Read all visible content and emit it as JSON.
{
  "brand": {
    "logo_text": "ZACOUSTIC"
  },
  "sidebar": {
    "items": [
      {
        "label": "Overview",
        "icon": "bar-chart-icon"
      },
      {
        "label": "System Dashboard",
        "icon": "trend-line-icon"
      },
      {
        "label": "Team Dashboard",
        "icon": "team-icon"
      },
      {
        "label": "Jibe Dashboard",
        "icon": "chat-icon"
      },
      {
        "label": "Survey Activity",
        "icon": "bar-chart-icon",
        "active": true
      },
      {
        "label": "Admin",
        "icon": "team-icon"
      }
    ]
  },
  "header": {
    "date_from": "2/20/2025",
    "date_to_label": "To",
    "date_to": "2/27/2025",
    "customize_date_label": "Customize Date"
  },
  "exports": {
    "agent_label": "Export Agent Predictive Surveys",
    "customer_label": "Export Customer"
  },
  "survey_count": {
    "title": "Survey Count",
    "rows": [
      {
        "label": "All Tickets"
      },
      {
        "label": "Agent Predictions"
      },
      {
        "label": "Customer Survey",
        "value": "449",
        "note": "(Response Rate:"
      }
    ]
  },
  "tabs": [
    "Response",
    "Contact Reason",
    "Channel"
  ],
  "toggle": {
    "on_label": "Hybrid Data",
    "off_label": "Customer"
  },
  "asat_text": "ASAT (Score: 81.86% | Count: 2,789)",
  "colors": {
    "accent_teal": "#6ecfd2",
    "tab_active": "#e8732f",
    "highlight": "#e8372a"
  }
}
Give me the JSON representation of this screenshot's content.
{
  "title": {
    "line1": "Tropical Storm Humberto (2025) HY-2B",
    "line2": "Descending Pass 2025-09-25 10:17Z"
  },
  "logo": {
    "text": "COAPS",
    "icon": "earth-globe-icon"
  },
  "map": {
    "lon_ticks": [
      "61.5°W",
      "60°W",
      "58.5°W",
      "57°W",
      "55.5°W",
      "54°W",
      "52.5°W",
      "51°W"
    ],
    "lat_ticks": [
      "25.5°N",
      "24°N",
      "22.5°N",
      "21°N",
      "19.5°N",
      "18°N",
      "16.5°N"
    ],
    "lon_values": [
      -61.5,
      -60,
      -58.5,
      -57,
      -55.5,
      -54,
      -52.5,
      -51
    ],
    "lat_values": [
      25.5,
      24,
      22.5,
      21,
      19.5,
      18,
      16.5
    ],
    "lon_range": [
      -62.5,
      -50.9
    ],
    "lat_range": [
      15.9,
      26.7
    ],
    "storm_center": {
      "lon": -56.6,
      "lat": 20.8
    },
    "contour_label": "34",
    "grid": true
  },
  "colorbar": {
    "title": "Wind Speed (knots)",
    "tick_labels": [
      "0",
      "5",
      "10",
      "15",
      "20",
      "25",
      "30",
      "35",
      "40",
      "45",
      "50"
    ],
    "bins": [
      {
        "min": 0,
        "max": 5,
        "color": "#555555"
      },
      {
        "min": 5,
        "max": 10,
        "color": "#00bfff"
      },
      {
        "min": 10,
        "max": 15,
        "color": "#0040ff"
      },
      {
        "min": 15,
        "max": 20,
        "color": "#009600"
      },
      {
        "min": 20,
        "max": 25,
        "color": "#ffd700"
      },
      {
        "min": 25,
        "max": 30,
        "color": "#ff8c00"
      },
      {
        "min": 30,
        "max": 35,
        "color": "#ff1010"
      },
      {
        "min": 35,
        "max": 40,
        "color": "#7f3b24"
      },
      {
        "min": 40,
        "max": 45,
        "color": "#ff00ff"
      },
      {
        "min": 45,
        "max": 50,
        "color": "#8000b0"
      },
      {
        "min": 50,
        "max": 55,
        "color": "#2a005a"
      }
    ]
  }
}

--

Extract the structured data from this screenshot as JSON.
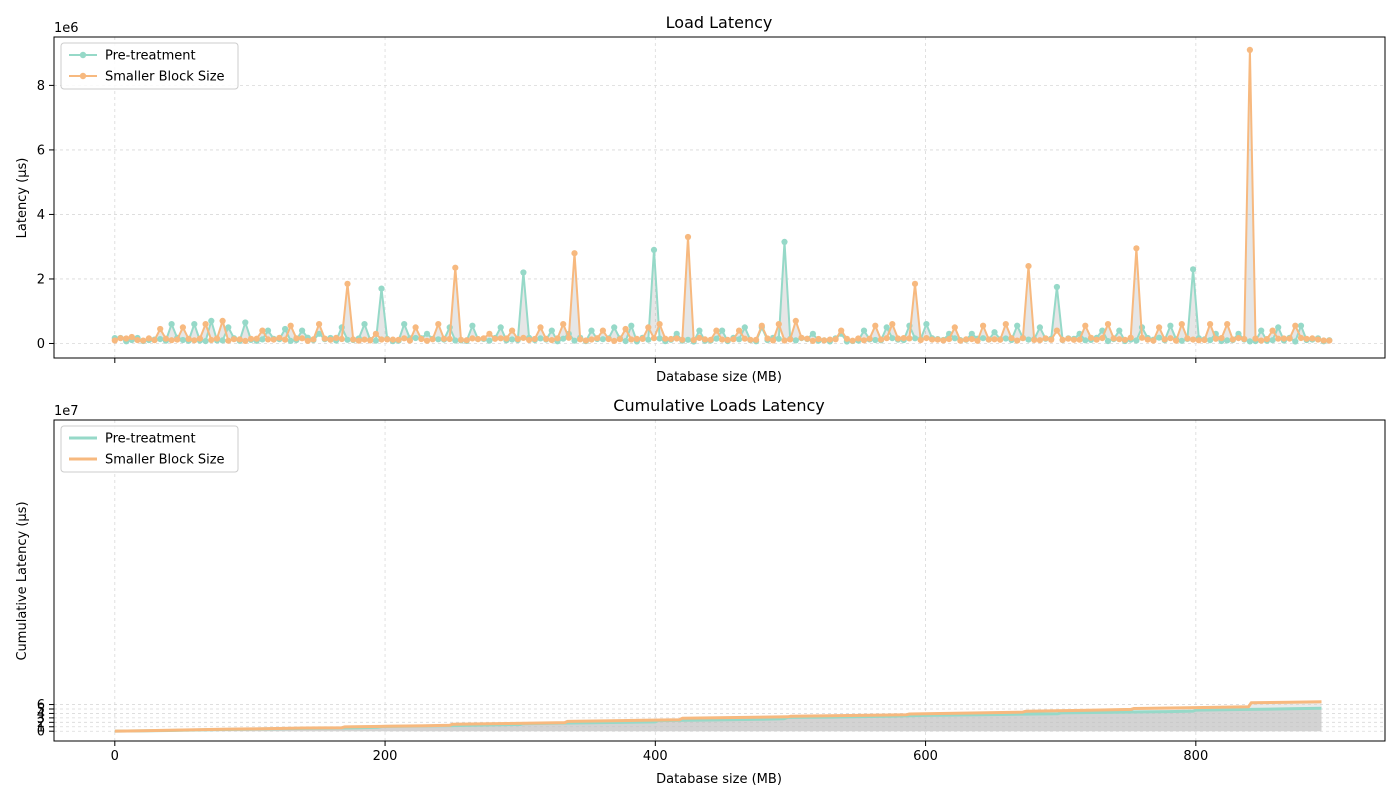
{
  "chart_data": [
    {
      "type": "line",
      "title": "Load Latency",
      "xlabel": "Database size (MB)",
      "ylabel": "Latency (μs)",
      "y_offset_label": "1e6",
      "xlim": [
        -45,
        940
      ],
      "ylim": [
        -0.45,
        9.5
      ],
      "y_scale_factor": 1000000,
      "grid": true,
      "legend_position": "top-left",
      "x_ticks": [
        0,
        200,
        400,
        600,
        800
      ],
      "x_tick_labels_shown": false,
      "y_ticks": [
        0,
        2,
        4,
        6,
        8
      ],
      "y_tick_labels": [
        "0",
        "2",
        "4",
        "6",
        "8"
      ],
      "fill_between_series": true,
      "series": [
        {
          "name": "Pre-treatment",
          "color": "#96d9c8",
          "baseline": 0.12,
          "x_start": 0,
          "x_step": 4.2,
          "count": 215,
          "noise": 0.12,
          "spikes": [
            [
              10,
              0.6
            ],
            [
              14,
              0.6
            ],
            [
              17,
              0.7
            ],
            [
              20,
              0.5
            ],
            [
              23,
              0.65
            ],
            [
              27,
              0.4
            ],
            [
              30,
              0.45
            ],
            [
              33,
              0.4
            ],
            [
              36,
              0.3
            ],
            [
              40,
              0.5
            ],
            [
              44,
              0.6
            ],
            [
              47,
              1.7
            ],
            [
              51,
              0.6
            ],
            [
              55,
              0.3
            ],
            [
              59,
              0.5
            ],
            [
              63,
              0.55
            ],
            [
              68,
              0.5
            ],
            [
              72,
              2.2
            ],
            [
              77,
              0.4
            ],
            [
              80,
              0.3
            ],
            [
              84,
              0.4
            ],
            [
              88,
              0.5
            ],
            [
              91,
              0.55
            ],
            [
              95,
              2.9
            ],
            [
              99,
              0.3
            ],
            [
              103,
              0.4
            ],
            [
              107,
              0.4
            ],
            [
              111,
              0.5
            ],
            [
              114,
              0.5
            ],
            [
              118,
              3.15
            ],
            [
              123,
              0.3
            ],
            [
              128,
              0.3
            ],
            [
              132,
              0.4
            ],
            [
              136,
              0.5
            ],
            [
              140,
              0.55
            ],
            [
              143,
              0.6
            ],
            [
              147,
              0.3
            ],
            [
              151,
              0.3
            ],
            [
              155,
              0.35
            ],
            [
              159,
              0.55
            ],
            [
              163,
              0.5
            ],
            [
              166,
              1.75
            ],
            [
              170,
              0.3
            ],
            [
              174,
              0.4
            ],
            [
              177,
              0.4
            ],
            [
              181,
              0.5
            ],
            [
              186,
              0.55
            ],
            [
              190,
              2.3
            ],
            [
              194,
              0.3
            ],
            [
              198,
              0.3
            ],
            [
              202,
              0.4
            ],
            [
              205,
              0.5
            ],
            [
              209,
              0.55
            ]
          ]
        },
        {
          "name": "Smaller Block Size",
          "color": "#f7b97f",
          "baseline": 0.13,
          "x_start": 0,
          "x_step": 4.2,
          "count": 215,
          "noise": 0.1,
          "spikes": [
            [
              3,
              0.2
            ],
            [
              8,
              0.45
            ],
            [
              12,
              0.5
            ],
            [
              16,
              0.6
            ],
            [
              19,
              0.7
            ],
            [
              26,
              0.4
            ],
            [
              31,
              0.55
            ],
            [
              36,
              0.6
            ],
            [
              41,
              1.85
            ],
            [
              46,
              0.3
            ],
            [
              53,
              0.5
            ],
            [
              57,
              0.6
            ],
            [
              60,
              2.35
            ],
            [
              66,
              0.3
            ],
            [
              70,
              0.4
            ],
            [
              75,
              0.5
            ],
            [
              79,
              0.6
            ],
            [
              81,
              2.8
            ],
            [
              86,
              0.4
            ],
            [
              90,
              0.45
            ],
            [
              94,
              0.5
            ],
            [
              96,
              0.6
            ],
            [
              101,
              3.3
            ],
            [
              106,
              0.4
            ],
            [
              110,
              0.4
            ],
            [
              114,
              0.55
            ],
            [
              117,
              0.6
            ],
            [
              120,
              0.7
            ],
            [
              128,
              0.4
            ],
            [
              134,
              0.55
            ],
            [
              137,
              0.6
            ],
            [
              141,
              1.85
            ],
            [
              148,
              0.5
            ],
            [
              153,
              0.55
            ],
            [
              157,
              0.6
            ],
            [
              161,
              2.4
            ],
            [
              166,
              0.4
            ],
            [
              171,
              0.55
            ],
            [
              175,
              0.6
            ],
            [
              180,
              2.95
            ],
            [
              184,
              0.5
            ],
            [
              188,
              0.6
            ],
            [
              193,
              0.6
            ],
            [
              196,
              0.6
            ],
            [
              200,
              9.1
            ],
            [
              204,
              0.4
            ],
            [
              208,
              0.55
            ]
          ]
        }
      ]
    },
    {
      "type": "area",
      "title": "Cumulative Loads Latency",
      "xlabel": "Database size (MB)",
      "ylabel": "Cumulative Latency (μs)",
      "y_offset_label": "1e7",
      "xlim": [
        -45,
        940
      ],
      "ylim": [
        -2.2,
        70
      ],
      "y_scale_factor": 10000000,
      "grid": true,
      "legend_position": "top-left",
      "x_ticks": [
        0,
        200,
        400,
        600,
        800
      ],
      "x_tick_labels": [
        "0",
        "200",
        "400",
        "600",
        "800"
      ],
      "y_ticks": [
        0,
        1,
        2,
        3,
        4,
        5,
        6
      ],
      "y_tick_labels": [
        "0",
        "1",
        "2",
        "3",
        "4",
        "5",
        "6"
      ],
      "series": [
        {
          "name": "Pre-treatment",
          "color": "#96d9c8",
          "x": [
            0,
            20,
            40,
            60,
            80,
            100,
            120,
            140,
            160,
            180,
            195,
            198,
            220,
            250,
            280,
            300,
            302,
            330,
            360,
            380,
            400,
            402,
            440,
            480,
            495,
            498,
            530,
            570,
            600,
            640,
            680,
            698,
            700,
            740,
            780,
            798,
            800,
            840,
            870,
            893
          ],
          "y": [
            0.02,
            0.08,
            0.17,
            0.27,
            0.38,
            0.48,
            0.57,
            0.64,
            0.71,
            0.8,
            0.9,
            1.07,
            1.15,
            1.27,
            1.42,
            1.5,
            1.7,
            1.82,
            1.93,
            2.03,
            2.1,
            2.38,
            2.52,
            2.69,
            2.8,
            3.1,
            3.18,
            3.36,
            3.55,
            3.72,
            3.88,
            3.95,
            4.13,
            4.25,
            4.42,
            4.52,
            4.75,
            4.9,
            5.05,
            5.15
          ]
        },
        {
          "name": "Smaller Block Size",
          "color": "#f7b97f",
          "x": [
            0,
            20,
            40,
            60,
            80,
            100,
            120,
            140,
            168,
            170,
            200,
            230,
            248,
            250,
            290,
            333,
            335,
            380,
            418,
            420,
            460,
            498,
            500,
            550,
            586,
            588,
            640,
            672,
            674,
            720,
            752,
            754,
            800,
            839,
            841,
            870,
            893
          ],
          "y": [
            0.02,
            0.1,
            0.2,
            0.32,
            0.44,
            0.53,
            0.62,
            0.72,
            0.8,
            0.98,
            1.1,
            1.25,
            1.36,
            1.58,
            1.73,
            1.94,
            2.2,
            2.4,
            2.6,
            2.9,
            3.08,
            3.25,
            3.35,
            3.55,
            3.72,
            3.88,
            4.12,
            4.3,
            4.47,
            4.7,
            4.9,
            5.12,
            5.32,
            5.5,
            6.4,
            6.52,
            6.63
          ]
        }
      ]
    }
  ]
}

---

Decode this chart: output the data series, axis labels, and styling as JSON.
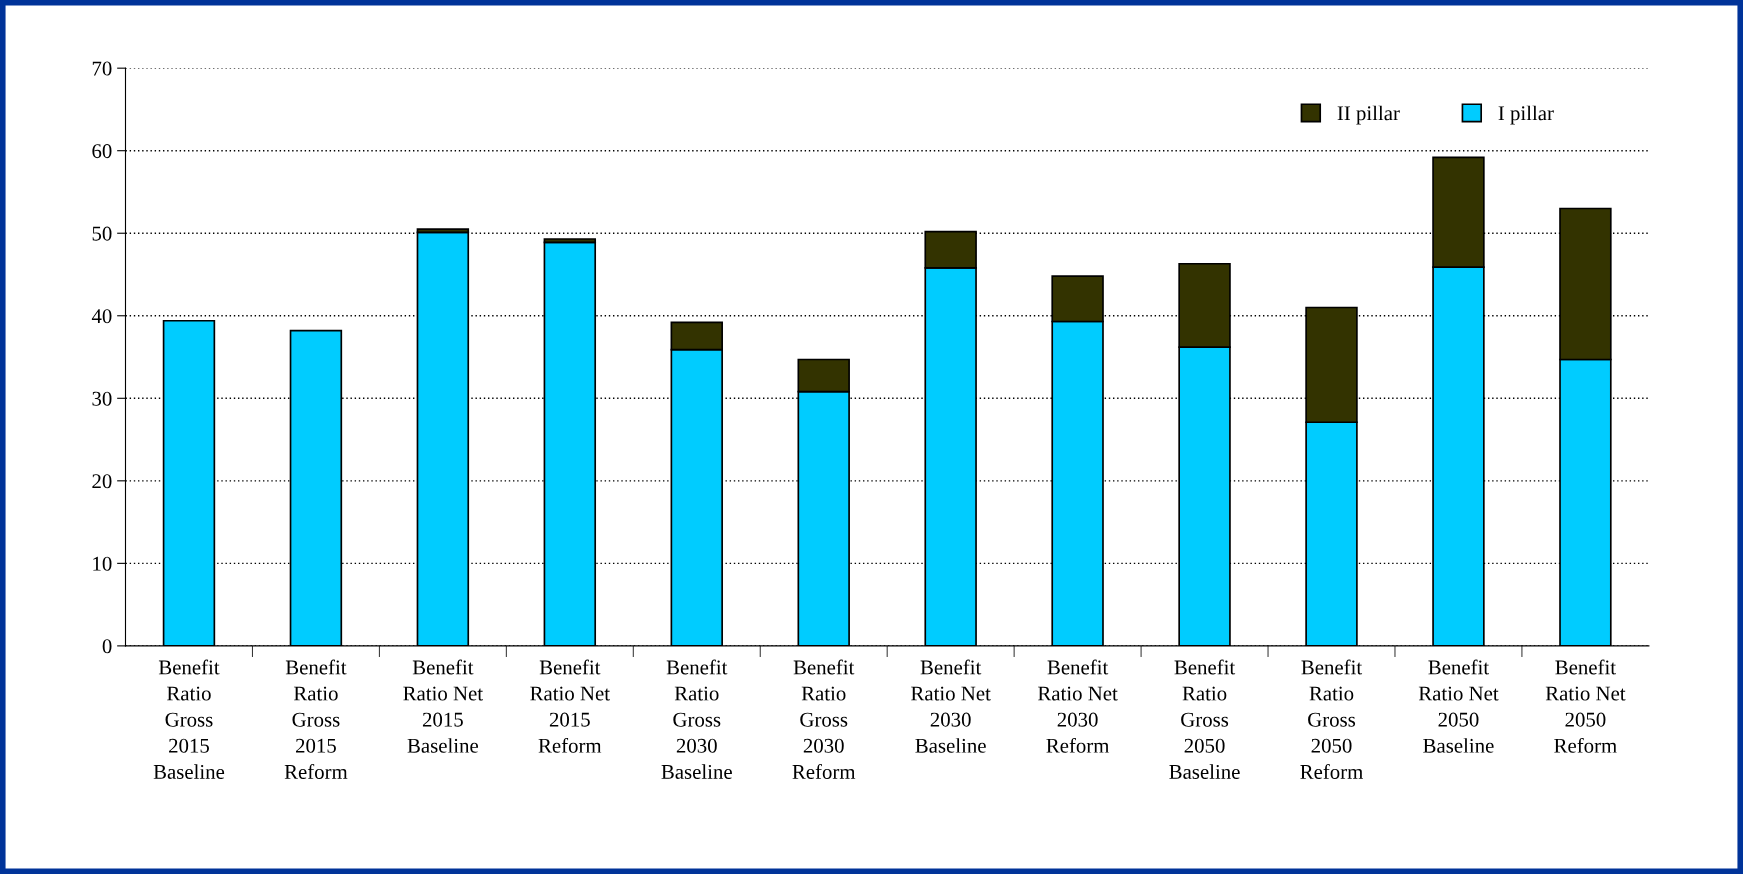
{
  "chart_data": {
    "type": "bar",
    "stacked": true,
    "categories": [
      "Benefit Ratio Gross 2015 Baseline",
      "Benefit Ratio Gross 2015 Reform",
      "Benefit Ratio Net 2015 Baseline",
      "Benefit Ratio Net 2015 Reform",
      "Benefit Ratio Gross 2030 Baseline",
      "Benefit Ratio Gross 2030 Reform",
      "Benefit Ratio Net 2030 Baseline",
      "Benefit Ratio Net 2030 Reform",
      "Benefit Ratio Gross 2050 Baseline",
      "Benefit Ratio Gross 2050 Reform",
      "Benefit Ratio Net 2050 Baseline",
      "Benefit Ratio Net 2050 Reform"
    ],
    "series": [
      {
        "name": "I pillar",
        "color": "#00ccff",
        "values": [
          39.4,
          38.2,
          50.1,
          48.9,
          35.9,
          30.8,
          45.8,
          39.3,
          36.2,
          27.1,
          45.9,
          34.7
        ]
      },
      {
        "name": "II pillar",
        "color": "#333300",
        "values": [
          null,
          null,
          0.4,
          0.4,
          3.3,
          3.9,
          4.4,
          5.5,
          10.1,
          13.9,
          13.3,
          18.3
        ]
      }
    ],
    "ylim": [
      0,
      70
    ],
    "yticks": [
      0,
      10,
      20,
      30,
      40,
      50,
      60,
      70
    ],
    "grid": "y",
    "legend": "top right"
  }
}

**Problem requirements**
Exactly how many lines of the listing above contain the string "content"? Give no more than the number.

**Worked answer**
2